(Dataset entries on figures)

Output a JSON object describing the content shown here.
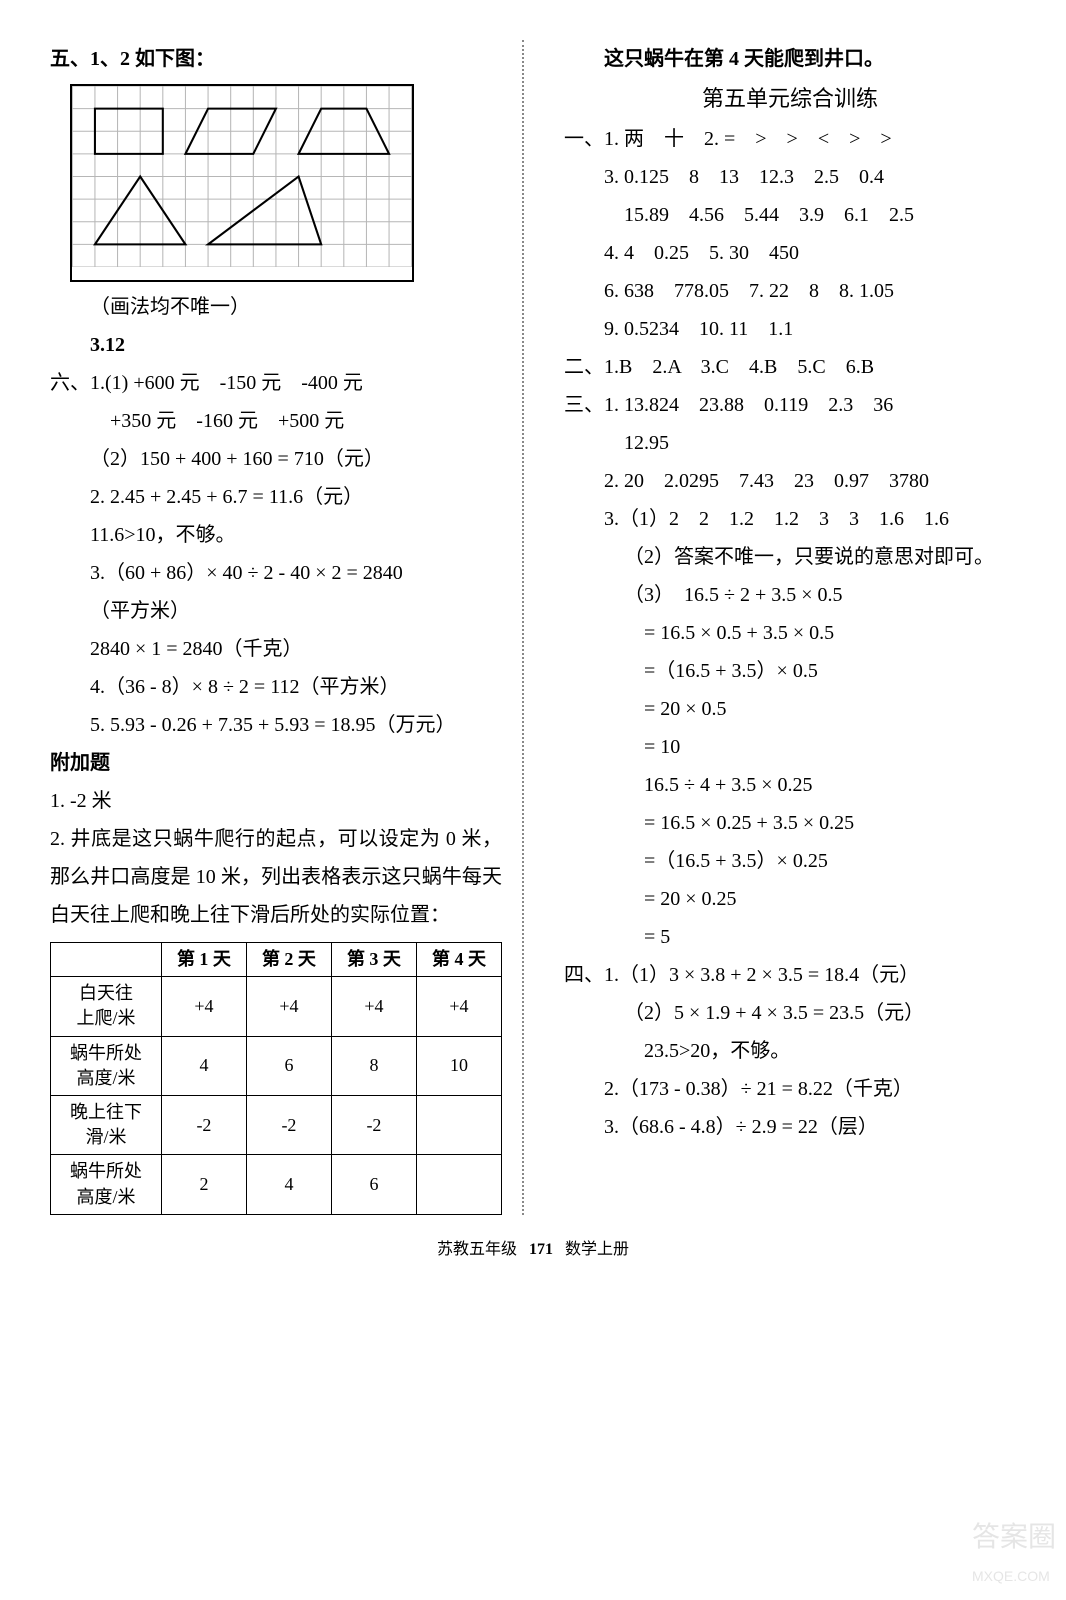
{
  "left": {
    "heading_five": "五、1、2 如下图：",
    "figure_note": "（画法均不唯一）",
    "item_3": "3.12",
    "section_six_head": "六、1.(1) +600 元　-150 元　-400 元",
    "six_1_line2": "+350 元　-160 元　+500 元",
    "six_1_2": "（2）150 + 400 + 160 = 710（元）",
    "six_2a": "2. 2.45 + 2.45 + 6.7 = 11.6（元）",
    "six_2b": "11.6>10，不够。",
    "six_3a": "3.（60 + 86）× 40 ÷ 2 - 40 × 2 = 2840",
    "six_3a_unit": "（平方米）",
    "six_3b": "2840 × 1 = 2840（千克）",
    "six_4": "4.（36 - 8）× 8 ÷ 2 = 112（平方米）",
    "six_5": "5. 5.93 - 0.26 + 7.35 + 5.93 = 18.95（万元）",
    "appendix_title": "附加题",
    "app_1": "1. -2 米",
    "app_2": "2. 井底是这只蜗牛爬行的起点，可以设定为 0 米，那么井口高度是 10 米，列出表格表示这只蜗牛每天白天往上爬和晚上往下滑后所处的实际位置：",
    "table": {
      "headers": [
        "",
        "第 1 天",
        "第 2 天",
        "第 3 天",
        "第 4 天"
      ],
      "rows": [
        [
          "白天往\n上爬/米",
          "+4",
          "+4",
          "+4",
          "+4"
        ],
        [
          "蜗牛所处\n高度/米",
          "4",
          "6",
          "8",
          "10"
        ],
        [
          "晚上往下\n滑/米",
          "-2",
          "-2",
          "-2",
          ""
        ],
        [
          "蜗牛所处\n高度/米",
          "2",
          "4",
          "6",
          ""
        ]
      ]
    },
    "grid": {
      "cols": 15,
      "rows": 8,
      "cell": 22,
      "stroke_grid": "#b6b6b6",
      "stroke_shape": "#000000",
      "stroke_width_shape": 2
    }
  },
  "right": {
    "snail_result": "这只蜗牛在第 4 天能爬到井口。",
    "unit_title": "第五单元综合训练",
    "sec1_1": "一、1. 两　十　2. =　>　>　<　>　>",
    "sec1_3a": "3. 0.125　8　13　12.3　2.5　0.4",
    "sec1_3b": "15.89　4.56　5.44　3.9　6.1　2.5",
    "sec1_4_5": "4. 4　0.25　5. 30　450",
    "sec1_6_8": "6. 638　778.05　7. 22　8　8. 1.05",
    "sec1_9_10": "9. 0.5234　10. 11　1.1",
    "sec2": "二、1.B　2.A　3.C　4.B　5.C　6.B",
    "sec3_1a": "三、1. 13.824　23.88　0.119　2.3　36",
    "sec3_1b": "12.95",
    "sec3_2": "2. 20　2.0295　7.43　23　0.97　3780",
    "sec3_3_1": "3.（1）2　2　1.2　1.2　3　3　1.6　1.6",
    "sec3_3_2": "（2）答案不唯一，只要说的意思对即可。",
    "sec3_3_3_head": "（3）　16.5 ÷ 2 + 3.5 × 0.5",
    "calc1": [
      "= 16.5 × 0.5 + 3.5 × 0.5",
      "=（16.5 + 3.5）× 0.5",
      "= 20 × 0.5",
      "= 10"
    ],
    "calc2_head": "16.5 ÷ 4 + 3.5 × 0.25",
    "calc2": [
      "= 16.5 × 0.25 + 3.5 × 0.25",
      "=（16.5 + 3.5）× 0.25",
      "= 20 × 0.25",
      "= 5"
    ],
    "sec4_1a": "四、1.（1）3 × 3.8 + 2 × 3.5 = 18.4（元）",
    "sec4_1b": "（2）5 × 1.9 + 4 × 3.5 = 23.5（元）",
    "sec4_1c": "23.5>20，不够。",
    "sec4_2": "2.（173 - 0.38）÷ 21 = 8.22（千克）",
    "sec4_3": "3.（68.6 - 4.8）÷ 2.9 = 22（层）"
  },
  "footer": {
    "left": "苏教五年级",
    "page": "171",
    "right": "数学上册"
  },
  "watermark": {
    "main": "答案圈",
    "sub": "MXQE.COM"
  }
}
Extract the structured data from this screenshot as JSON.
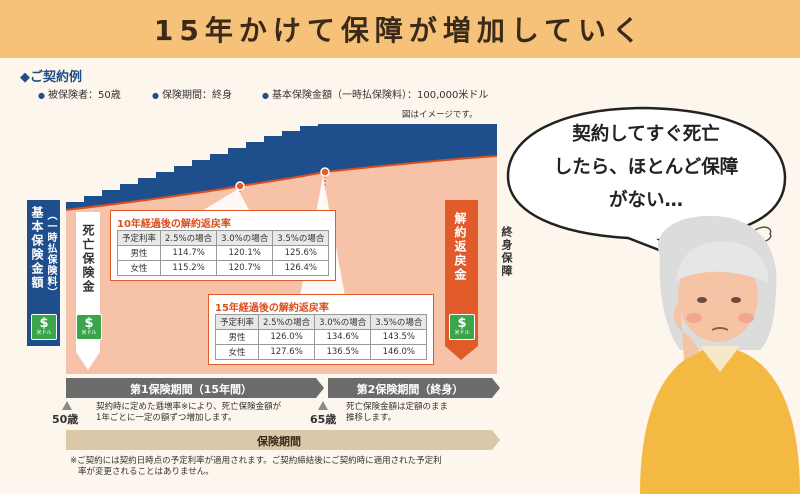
{
  "banner": {
    "title": "15年かけて保障が増加していく"
  },
  "example": {
    "title": "◆ご契約例",
    "conditions": [
      "被保険者：50歳",
      "保険期間：終身",
      "基本保険金額（一時払保険料）：100,000米ドル"
    ],
    "image_note": "図はイメージです。"
  },
  "labels": {
    "basic": "基本保険金額",
    "basic_sub": "（一時払保険料）",
    "death": "死亡保険金",
    "surrender": "解約返戻金",
    "lifetime": "終身保障",
    "dollar": "$",
    "dollar_unit": "米ドル"
  },
  "table10": {
    "title": "10年経過後の解約返戻率",
    "header": [
      "予定利率",
      "2.5%の場合",
      "3.0%の場合",
      "3.5%の場合"
    ],
    "rows": [
      [
        "男性",
        "114.7%",
        "120.1%",
        "125.6%"
      ],
      [
        "女性",
        "115.2%",
        "120.7%",
        "126.4%"
      ]
    ]
  },
  "table15": {
    "title": "15年経過後の解約返戻率",
    "header": [
      "予定利率",
      "2.5%の場合",
      "3.0%の場合",
      "3.5%の場合"
    ],
    "rows": [
      [
        "男性",
        "126.0%",
        "134.6%",
        "143.5%"
      ],
      [
        "女性",
        "127.6%",
        "136.5%",
        "146.0%"
      ]
    ]
  },
  "periods": {
    "first": "第1保険期間（15年間）",
    "second": "第2保険期間（終身）",
    "first_desc": [
      "契約時に定めた逓増率※により、死亡保険金額が",
      "1年ごとに一定の額ずつ増加します。"
    ],
    "second_desc": [
      "死亡保険金額は定額のまま",
      "推移します。"
    ],
    "age_start": "50歳",
    "age_end": "65歳",
    "total": "保険期間"
  },
  "footnote": [
    "※ご契約には契約日時点の予定利率が適用されます。ご契約締結後にご契約時に適用された予定利",
    "率が変更されることはありません。"
  ],
  "bubble": {
    "lines": [
      "契約してすぐ死亡",
      "したら、ほとんど保障",
      "がない…"
    ]
  },
  "colors": {
    "navy": "#1f4e8c",
    "salmon": "#f6c2a8",
    "orange_red": "#e05a2a",
    "green": "#3aa54a",
    "banner": "#f6c27a"
  }
}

__Your objective__.
Your copy should match the records word for word, with the pictures removed.

__Solution__.
Output a JSON object describing the content shown here.
{
  "left": {
    "heading_five": "五、1、2 如下图：",
    "figure_note": "（画法均不唯一）",
    "item_3": "3.12",
    "section_six_head": "六、1.(1) +600 元　-150 元　-400 元",
    "six_1_line2": "+350 元　-160 元　+500 元",
    "six_1_2": "（2）150 + 400 + 160 = 710（元）",
    "six_2a": "2. 2.45 + 2.45 + 6.7 = 11.6（元）",
    "six_2b": "11.6>10，不够。",
    "six_3a": "3.（60 + 86）× 40 ÷ 2 - 40 × 2 = 2840",
    "six_3a_unit": "（平方米）",
    "six_3b": "2840 × 1 = 2840（千克）",
    "six_4": "4.（36 - 8）× 8 ÷ 2 = 112（平方米）",
    "six_5": "5. 5.93 - 0.26 + 7.35 + 5.93 = 18.95（万元）",
    "appendix_title": "附加题",
    "app_1": "1. -2 米",
    "app_2": "2. 井底是这只蜗牛爬行的起点，可以设定为 0 米，那么井口高度是 10 米，列出表格表示这只蜗牛每天白天往上爬和晚上往下滑后所处的实际位置：",
    "table": {
      "headers": [
        "",
        "第 1 天",
        "第 2 天",
        "第 3 天",
        "第 4 天"
      ],
      "rows": [
        [
          "白天往\n上爬/米",
          "+4",
          "+4",
          "+4",
          "+4"
        ],
        [
          "蜗牛所处\n高度/米",
          "4",
          "6",
          "8",
          "10"
        ],
        [
          "晚上往下\n滑/米",
          "-2",
          "-2",
          "-2",
          ""
        ],
        [
          "蜗牛所处\n高度/米",
          "2",
          "4",
          "6",
          ""
        ]
      ]
    },
    "grid": {
      "cols": 15,
      "rows": 8,
      "cell": 22,
      "stroke_grid": "#b6b6b6",
      "stroke_shape": "#000000",
      "stroke_width_shape": 2
    }
  },
  "right": {
    "snail_result": "这只蜗牛在第 4 天能爬到井口。",
    "unit_title": "第五单元综合训练",
    "sec1_1": "一、1. 两　十　2. =　>　>　<　>　>",
    "sec1_3a": "3. 0.125　8　13　12.3　2.5　0.4",
    "sec1_3b": "15.89　4.56　5.44　3.9　6.1　2.5",
    "sec1_4_5": "4. 4　0.25　5. 30　450",
    "sec1_6_8": "6. 638　778.05　7. 22　8　8. 1.05",
    "sec1_9_10": "9. 0.5234　10. 11　1.1",
    "sec2": "二、1.B　2.A　3.C　4.B　5.C　6.B",
    "sec3_1a": "三、1. 13.824　23.88　0.119　2.3　36",
    "sec3_1b": "12.95",
    "sec3_2": "2. 20　2.0295　7.43　23　0.97　3780",
    "sec3_3_1": "3.（1）2　2　1.2　1.2　3　3　1.6　1.6",
    "sec3_3_2": "（2）答案不唯一，只要说的意思对即可。",
    "sec3_3_3_head": "（3）　16.5 ÷ 2 + 3.5 × 0.5",
    "calc1": [
      "= 16.5 × 0.5 + 3.5 × 0.5",
      "=（16.5 + 3.5）× 0.5",
      "= 20 × 0.5",
      "= 10"
    ],
    "calc2_head": "16.5 ÷ 4 + 3.5 × 0.25",
    "calc2": [
      "= 16.5 × 0.25 + 3.5 × 0.25",
      "=（16.5 + 3.5）× 0.25",
      "= 20 × 0.25",
      "= 5"
    ],
    "sec4_1a": "四、1.（1）3 × 3.8 + 2 × 3.5 = 18.4（元）",
    "sec4_1b": "（2）5 × 1.9 + 4 × 3.5 = 23.5（元）",
    "sec4_1c": "23.5>20，不够。",
    "sec4_2": "2.（173 - 0.38）÷ 21 = 8.22（千克）",
    "sec4_3": "3.（68.6 - 4.8）÷ 2.9 = 22（层）"
  },
  "footer": {
    "left": "苏教五年级",
    "page": "171",
    "right": "数学上册"
  },
  "watermark": {
    "main": "答案圈",
    "sub": "MXQE.COM"
  }
}
Extract the structured data from this screenshot as JSON.
{
  "banner": {
    "title": "15年かけて保障が増加していく"
  },
  "example": {
    "title": "◆ご契約例",
    "conditions": [
      "被保険者：50歳",
      "保険期間：終身",
      "基本保険金額（一時払保険料）：100,000米ドル"
    ],
    "image_note": "図はイメージです。"
  },
  "labels": {
    "basic": "基本保険金額",
    "basic_sub": "（一時払保険料）",
    "death": "死亡保険金",
    "surrender": "解約返戻金",
    "lifetime": "終身保障",
    "dollar": "$",
    "dollar_unit": "米ドル"
  },
  "table10": {
    "title": "10年経過後の解約返戻率",
    "header": [
      "予定利率",
      "2.5%の場合",
      "3.0%の場合",
      "3.5%の場合"
    ],
    "rows": [
      [
        "男性",
        "114.7%",
        "120.1%",
        "125.6%"
      ],
      [
        "女性",
        "115.2%",
        "120.7%",
        "126.4%"
      ]
    ]
  },
  "table15": {
    "title": "15年経過後の解約返戻率",
    "header": [
      "予定利率",
      "2.5%の場合",
      "3.0%の場合",
      "3.5%の場合"
    ],
    "rows": [
      [
        "男性",
        "126.0%",
        "134.6%",
        "143.5%"
      ],
      [
        "女性",
        "127.6%",
        "136.5%",
        "146.0%"
      ]
    ]
  },
  "periods": {
    "first": "第1保険期間（15年間）",
    "second": "第2保険期間（終身）",
    "first_desc": [
      "契約時に定めた逓増率※により、死亡保険金額が",
      "1年ごとに一定の額ずつ増加します。"
    ],
    "second_desc": [
      "死亡保険金額は定額のまま",
      "推移します。"
    ],
    "age_start": "50歳",
    "age_end": "65歳",
    "total": "保険期間"
  },
  "footnote": [
    "※ご契約には契約日時点の予定利率が適用されます。ご契約締結後にご契約時に適用された予定利",
    "率が変更されることはありません。"
  ],
  "bubble": {
    "lines": [
      "契約してすぐ死亡",
      "したら、ほとんど保障",
      "がない…"
    ]
  },
  "colors": {
    "navy": "#1f4e8c",
    "salmon": "#f6c2a8",
    "orange_red": "#e05a2a",
    "green": "#3aa54a",
    "banner": "#f6c27a"
  }
}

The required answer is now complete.